◆ **Work to be completed**
Keep only the lines of the listing that include the word "nper", and copy them.

--- Begin Data lines ---

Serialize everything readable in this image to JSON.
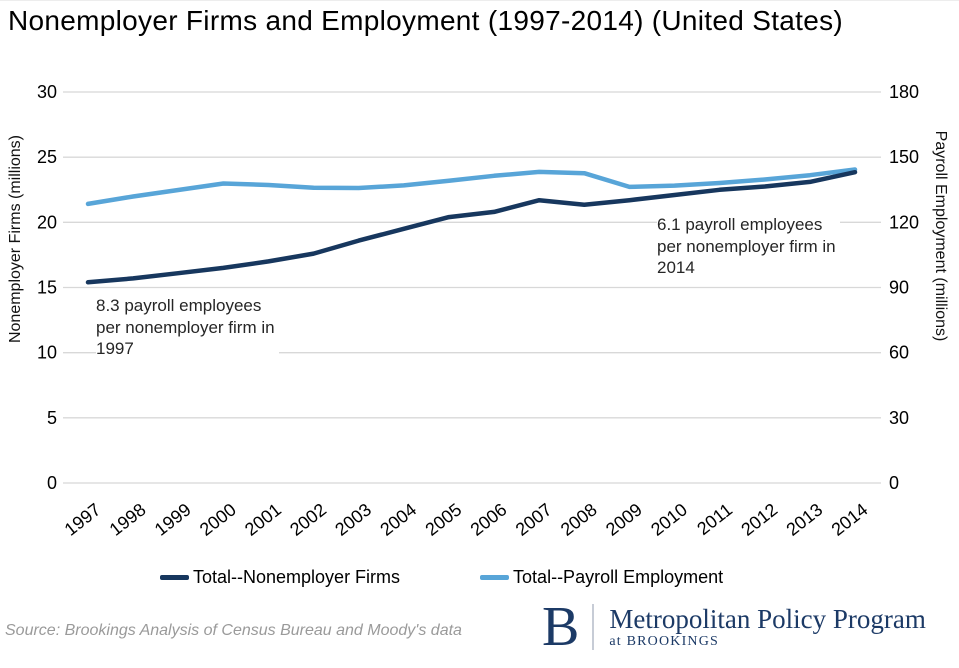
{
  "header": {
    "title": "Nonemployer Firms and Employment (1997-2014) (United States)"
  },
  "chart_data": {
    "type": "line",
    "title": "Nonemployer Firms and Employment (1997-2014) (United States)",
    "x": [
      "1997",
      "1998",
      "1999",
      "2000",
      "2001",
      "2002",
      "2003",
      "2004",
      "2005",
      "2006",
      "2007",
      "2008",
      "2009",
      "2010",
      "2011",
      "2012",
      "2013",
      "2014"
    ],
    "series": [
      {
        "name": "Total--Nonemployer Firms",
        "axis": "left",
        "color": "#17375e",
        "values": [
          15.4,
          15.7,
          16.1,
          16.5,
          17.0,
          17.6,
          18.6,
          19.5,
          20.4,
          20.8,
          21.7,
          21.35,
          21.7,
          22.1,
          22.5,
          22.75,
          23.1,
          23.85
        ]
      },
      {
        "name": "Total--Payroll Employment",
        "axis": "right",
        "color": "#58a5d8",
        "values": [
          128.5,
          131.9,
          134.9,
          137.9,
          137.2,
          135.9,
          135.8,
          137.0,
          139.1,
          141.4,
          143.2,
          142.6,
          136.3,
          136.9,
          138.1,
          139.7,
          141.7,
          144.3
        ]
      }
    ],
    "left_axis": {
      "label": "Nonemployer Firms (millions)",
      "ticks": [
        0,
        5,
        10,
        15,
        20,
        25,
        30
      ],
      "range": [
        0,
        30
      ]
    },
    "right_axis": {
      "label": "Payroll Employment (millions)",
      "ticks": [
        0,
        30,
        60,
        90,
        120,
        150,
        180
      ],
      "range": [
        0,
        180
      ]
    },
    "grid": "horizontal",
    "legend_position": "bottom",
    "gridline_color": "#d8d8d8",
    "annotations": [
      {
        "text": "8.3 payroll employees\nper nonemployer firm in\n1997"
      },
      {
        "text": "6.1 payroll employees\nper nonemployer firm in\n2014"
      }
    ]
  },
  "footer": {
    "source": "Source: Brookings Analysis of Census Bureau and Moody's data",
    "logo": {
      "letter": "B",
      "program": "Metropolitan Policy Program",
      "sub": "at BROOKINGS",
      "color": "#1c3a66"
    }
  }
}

--- End Data lines ---
--- Begin Data lines ---

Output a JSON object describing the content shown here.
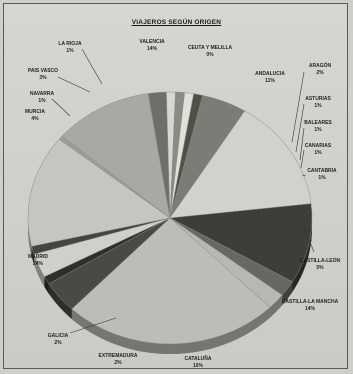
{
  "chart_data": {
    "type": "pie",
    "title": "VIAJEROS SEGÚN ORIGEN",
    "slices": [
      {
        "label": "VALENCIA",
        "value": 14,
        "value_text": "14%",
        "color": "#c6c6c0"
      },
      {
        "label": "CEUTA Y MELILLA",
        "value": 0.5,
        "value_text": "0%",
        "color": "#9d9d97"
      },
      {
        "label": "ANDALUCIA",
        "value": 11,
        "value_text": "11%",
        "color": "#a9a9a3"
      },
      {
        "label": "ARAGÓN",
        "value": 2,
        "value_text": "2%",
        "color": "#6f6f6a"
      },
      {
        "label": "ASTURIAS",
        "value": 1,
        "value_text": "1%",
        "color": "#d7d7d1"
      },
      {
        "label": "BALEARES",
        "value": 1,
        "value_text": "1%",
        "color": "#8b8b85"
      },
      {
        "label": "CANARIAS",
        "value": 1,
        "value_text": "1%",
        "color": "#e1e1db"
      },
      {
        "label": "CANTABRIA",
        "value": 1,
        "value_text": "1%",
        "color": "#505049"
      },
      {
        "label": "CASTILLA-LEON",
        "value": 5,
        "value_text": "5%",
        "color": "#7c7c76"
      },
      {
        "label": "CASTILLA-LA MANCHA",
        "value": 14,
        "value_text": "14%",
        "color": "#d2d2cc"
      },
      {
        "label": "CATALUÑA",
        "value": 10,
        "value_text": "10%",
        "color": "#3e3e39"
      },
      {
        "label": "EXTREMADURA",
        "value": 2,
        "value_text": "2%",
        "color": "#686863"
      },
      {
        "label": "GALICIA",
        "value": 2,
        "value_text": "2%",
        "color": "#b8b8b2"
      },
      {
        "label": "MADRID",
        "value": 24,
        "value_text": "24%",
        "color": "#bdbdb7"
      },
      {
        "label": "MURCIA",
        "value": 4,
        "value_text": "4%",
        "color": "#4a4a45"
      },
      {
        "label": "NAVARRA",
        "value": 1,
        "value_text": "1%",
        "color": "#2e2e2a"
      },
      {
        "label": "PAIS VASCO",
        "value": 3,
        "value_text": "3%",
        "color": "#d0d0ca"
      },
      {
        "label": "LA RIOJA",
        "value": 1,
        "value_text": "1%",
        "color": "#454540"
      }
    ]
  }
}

--- End Data lines ---
--- Begin Data lines ---

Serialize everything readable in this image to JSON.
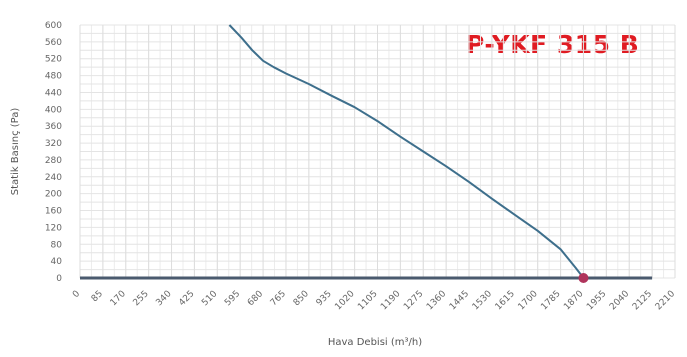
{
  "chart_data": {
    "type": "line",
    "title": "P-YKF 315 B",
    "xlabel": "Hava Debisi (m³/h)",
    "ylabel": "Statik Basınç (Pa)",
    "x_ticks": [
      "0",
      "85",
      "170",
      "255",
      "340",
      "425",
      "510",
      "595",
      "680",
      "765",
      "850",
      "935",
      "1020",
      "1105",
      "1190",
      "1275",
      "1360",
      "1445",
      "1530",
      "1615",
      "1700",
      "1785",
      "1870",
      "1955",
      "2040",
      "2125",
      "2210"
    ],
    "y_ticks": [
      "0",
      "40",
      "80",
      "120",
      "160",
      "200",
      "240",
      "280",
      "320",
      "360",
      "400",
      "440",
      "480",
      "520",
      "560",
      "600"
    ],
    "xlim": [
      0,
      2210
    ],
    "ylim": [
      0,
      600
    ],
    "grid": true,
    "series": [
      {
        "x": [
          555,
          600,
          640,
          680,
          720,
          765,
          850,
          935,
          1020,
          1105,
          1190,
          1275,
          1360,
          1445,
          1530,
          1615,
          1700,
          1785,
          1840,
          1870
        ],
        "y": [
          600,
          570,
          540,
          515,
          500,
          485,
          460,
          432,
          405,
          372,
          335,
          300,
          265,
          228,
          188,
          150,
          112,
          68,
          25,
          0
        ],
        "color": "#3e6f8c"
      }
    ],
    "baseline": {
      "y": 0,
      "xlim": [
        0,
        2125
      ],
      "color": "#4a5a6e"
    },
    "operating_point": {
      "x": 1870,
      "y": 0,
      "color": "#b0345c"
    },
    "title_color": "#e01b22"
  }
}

--- End Data lines ---

◆ **Solution for this exercise**
        "text": "8.3 payroll employees\nper nonemployer firm in\n1997"
        "text": "6.1 payroll employees\nper nonemployer firm in\n2014"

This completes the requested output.